I needed somewhere to get the words running around inside my head out so that I can actually manage to go to sleep and I guess it might as well be here.

So the parents bought a PS3 today because it's Boxing Day and they like buying... stuff. Since my parents are not gamers in any sense of the word.

Anyway, the boyfriend texts me and I reply with general "what's up, whatcha doing, parents bought a ps3 I'm in the middle of setting it up for them" or whatever kind of message. Eventually this leads to talking on the phone, and it ends pretty much with him saying he'll come over in a while but he's gotta go 'cause he has my present to fix up.

So I go back to working on the PS3, and I get it up to speed with all the internet connectivity bits and the updates and then download a demo to test it out with because the parents did not think far enough to consider buying a game.

The boyfriend gets in around halfway through my playing the demo of FEAR2 and proceeds to first hand me Demon's Souls (a fantasy action RPG) first specifying that it was Carter's and that I could only play it for a day or two. Which is fine, cool, thanks. And then he proceeded to make fun of the new shiny, the game, my playing, and then to dictate exactly what I was supposed to do.

...I've beaten FEAR2(PC) on hard before. I may not know step-by-step how each map is laid out, but I do know reasonably well how to play it. I know I'm bad at adjusting to new control settings. Shitty keymaps on a controller make for especially crap playing when the joystick zips my targeting right past the whole enemy soldier dude and I have to flick it several times to adjust it (meanwhile, said guy is also ducking away and/or emptying a clip into my face) and "just kill him!" is not good advice. (I am thankful, however, that he is not one of those asshats that grab the controller away with a "no like THIS.")

- - -

*Stated problem A*: Update the listing from its first line through the line that contains "ticker-bullet <box>46 841 54 849</box>" by changing "xyxy pixel bbox" to "bounding box" and keeping everything else the same.

*Stored rows*:
- - -

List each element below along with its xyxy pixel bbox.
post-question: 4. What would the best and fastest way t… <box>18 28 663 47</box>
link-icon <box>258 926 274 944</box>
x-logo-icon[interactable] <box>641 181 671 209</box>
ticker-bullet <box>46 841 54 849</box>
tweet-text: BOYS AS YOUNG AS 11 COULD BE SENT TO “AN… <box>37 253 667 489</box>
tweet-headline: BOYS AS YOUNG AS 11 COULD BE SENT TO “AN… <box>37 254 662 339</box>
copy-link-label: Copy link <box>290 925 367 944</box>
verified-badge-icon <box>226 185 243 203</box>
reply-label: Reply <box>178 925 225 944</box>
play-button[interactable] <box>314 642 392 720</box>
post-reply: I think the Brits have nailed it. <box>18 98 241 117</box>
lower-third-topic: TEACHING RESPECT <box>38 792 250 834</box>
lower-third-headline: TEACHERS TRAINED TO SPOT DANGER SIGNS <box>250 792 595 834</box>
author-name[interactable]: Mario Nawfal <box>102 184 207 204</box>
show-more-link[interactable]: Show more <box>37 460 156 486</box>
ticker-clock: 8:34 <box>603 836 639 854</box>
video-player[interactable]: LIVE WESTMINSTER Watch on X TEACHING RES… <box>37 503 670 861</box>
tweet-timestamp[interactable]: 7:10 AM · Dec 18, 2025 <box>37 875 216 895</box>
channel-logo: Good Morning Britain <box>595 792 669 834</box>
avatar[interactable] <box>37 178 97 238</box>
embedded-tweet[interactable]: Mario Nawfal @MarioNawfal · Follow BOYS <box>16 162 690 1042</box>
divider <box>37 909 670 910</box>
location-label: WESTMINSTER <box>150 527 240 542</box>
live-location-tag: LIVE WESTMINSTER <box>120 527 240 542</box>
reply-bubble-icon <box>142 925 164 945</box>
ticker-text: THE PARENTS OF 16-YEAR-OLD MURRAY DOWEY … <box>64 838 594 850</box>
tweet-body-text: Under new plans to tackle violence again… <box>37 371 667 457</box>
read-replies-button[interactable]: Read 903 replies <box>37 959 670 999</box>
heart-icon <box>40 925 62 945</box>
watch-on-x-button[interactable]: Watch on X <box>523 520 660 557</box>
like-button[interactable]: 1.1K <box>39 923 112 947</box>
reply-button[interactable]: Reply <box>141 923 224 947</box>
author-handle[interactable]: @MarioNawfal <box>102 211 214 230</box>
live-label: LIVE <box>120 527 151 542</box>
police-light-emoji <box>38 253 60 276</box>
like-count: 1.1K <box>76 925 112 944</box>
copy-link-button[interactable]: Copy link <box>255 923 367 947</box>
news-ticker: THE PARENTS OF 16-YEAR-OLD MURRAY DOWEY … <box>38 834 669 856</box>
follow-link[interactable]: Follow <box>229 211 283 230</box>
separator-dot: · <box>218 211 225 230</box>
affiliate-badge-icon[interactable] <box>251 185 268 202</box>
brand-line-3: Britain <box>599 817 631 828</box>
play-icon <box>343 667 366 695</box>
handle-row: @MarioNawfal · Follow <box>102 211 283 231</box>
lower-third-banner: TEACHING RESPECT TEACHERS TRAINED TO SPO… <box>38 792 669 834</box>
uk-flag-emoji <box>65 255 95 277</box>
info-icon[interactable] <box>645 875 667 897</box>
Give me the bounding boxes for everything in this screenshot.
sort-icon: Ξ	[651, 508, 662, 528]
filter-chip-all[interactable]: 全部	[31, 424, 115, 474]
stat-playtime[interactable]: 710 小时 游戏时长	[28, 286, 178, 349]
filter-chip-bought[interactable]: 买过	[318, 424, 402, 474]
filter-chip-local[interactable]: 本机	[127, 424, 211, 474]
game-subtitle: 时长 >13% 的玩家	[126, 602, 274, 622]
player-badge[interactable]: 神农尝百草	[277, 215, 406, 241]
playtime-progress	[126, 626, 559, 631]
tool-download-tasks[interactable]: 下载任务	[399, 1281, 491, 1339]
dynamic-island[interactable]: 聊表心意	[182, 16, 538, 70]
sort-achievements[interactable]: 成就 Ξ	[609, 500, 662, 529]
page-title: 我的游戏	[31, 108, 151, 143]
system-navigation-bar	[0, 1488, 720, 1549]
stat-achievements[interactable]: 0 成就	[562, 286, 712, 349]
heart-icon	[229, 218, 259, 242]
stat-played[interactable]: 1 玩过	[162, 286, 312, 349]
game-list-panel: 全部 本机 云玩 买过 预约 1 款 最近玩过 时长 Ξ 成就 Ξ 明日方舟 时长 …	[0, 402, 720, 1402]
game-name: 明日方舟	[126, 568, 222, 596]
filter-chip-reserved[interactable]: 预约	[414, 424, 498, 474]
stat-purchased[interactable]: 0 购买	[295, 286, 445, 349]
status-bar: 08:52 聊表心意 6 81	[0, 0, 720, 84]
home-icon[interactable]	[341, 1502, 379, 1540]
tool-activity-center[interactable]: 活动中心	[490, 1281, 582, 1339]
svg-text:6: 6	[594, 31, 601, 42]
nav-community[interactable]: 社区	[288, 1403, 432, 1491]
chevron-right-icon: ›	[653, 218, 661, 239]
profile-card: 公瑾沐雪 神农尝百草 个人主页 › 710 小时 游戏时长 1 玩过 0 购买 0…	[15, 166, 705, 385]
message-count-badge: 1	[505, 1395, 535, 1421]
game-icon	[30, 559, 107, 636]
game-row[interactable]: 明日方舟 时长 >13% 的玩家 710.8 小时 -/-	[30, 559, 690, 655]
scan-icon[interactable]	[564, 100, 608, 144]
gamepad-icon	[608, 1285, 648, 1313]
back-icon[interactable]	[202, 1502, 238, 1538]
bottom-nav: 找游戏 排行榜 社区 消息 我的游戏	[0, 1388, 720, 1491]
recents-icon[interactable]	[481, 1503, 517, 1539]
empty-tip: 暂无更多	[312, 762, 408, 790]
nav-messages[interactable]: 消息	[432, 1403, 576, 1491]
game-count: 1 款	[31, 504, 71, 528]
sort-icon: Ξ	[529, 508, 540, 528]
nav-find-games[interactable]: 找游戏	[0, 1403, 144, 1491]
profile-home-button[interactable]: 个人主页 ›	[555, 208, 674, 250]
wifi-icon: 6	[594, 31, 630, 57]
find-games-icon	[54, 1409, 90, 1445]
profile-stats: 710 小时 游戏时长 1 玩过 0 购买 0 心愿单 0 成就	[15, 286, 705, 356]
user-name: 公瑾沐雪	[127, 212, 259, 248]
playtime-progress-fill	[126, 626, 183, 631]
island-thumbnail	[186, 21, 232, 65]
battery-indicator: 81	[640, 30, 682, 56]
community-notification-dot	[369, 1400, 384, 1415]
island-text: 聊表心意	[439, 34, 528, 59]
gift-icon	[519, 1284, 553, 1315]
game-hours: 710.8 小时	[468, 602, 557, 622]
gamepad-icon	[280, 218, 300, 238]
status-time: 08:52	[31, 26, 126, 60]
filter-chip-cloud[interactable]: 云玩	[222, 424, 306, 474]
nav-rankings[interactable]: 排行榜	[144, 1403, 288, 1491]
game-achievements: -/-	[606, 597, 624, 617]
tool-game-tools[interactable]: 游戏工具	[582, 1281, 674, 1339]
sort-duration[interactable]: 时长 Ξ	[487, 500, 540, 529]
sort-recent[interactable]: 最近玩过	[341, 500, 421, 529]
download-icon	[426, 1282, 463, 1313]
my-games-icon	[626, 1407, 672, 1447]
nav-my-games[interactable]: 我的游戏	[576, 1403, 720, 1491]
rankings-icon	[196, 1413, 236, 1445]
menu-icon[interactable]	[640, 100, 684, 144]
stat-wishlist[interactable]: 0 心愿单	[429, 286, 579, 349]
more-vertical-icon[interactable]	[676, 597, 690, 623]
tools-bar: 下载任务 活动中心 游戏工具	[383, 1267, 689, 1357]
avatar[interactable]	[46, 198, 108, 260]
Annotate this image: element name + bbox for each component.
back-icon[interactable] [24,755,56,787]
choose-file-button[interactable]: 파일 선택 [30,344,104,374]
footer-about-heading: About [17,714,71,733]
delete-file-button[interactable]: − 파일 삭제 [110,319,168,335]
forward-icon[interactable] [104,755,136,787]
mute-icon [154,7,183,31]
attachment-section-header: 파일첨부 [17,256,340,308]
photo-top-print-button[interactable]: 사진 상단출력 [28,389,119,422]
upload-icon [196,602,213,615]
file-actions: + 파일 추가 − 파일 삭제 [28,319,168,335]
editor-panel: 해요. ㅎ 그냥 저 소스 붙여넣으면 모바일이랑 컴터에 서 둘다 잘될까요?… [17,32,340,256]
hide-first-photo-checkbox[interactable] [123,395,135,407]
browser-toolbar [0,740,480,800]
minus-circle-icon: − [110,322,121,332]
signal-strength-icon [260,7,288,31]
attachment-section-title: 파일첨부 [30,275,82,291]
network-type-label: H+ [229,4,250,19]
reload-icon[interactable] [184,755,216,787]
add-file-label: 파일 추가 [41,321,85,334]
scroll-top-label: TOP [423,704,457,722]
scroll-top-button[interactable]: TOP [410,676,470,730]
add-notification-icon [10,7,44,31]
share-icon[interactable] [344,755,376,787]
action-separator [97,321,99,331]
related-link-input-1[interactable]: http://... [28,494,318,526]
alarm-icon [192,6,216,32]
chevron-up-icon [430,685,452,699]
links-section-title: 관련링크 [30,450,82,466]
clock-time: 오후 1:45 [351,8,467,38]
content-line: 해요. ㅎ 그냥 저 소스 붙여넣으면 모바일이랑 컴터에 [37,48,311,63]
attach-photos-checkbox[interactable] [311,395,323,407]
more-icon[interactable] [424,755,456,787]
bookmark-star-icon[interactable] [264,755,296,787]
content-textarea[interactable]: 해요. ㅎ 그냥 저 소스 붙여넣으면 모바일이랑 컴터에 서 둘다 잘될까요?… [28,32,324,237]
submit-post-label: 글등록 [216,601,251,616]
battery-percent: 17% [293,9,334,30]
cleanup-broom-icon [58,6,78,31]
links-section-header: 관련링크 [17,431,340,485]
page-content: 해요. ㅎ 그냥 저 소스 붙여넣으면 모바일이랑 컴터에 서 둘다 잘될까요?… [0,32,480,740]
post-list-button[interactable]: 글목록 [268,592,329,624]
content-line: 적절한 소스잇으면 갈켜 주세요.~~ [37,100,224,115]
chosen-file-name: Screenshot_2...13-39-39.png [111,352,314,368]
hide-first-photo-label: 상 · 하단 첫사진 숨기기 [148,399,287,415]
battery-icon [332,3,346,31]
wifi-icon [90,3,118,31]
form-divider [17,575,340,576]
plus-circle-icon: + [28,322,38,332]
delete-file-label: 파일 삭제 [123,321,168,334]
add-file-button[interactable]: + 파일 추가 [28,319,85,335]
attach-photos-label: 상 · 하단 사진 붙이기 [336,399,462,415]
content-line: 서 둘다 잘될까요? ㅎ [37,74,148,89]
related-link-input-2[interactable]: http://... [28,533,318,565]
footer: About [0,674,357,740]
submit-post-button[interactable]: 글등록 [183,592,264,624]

- - -

*Stated problem B*: Reproduce the part of the post about the new PS3 that begins at the words "The boyfriend gets" and stops after "supposed to do.".

*Worked answer A*:
List each element below along with its bounding box.
post-question: 4. What would the best and fastest way t… <box>18 28 663 47</box>
link-icon <box>258 926 274 944</box>
x-logo-icon[interactable] <box>641 181 671 209</box>
ticker-bullet <box>46 841 54 849</box>

*Worked answer B*:
The boyfriend gets in around halfway through my playing the demo of FEAR2 and proceeds to first hand me Demon's Souls (a fantasy action RPG) first specifying that it was Carter's and that I could only play it for a day or two. Which is fine, cool, thanks. And then he proceeded to make fun of the new shiny, the game, my playing, and then to dictate exactly what I was supposed to do.